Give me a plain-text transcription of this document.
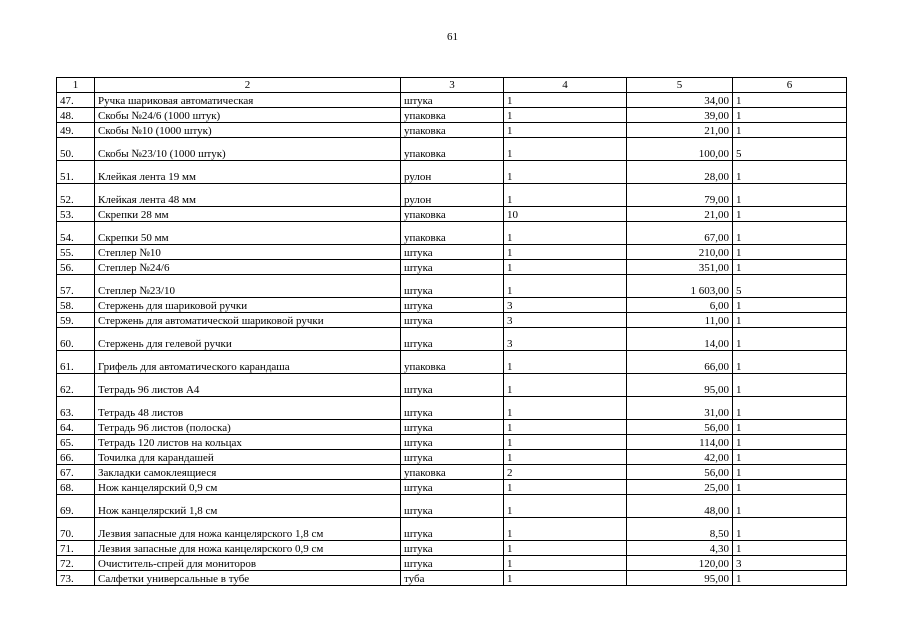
61
1	2	3	4	5	6
47.	Ручка шариковая автоматическая	штука	1	34,00	1
48.	Скобы №24/6 (1000 штук)	упаковка	1	39,00	1
49.	Скобы №10 (1000 штук)	упаковка	1	21,00	1
50.	Скобы №23/10 (1000 штук)	упаковка	1	100,00	5
51.	Клейкая лента 19 мм	рулон	1	28,00	1
52.	Клейкая лента 48 мм	рулон	1	79,00	1
53.	Скрепки 28 мм	упаковка	10	21,00	1
54.	Скрепки 50 мм	упаковка	1	67,00	1
55.	Степлер №10	штука	1	210,00	1
56.	Степлер №24/6	штука	1	351,00	1
57.	Степлер №23/10	штука	1	1 603,00	5
58.	Стержень для шариковой ручки	штука	3	6,00	1
59.	Стержень для автоматической шариковой ручки	штука	3	11,00	1
60.	Стержень для гелевой ручки	штука	3	14,00	1
61.	Грифель для автоматического карандаша	упаковка	1	66,00	1
62.	Тетрадь 96 листов А4	штука	1	95,00	1
63.	Тетрадь 48 листов	штука	1	31,00	1
64.	Тетрадь 96 листов (полоска)	штука	1	56,00	1
65.	Тетрадь 120 листов на кольцах	штука	1	114,00	1
66.	Точилка для карандашей	штука	1	42,00	1
67.	Закладки самоклеящиеся	упаковка	2	56,00	1
68.	Нож канцелярский 0,9 см	штука	1	25,00	1
69.	Нож канцелярский 1,8 см	штука	1	48,00	1
70.	Лезвия запасные для ножа канцелярского 1,8 см	штука	1	8,50	1
71.	Лезвия запасные для ножа канцелярского 0,9 см	штука	1	4,30	1
72.	Очиститель-спрей для мониторов	штука	1	120,00	3
73.	Салфетки универсальные в тубе	туба	1	95,00	1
▬▬▬▬▬▬▬▬▬▬
Lines containing the word "Скрепки" are to be tallied; report only the total.

2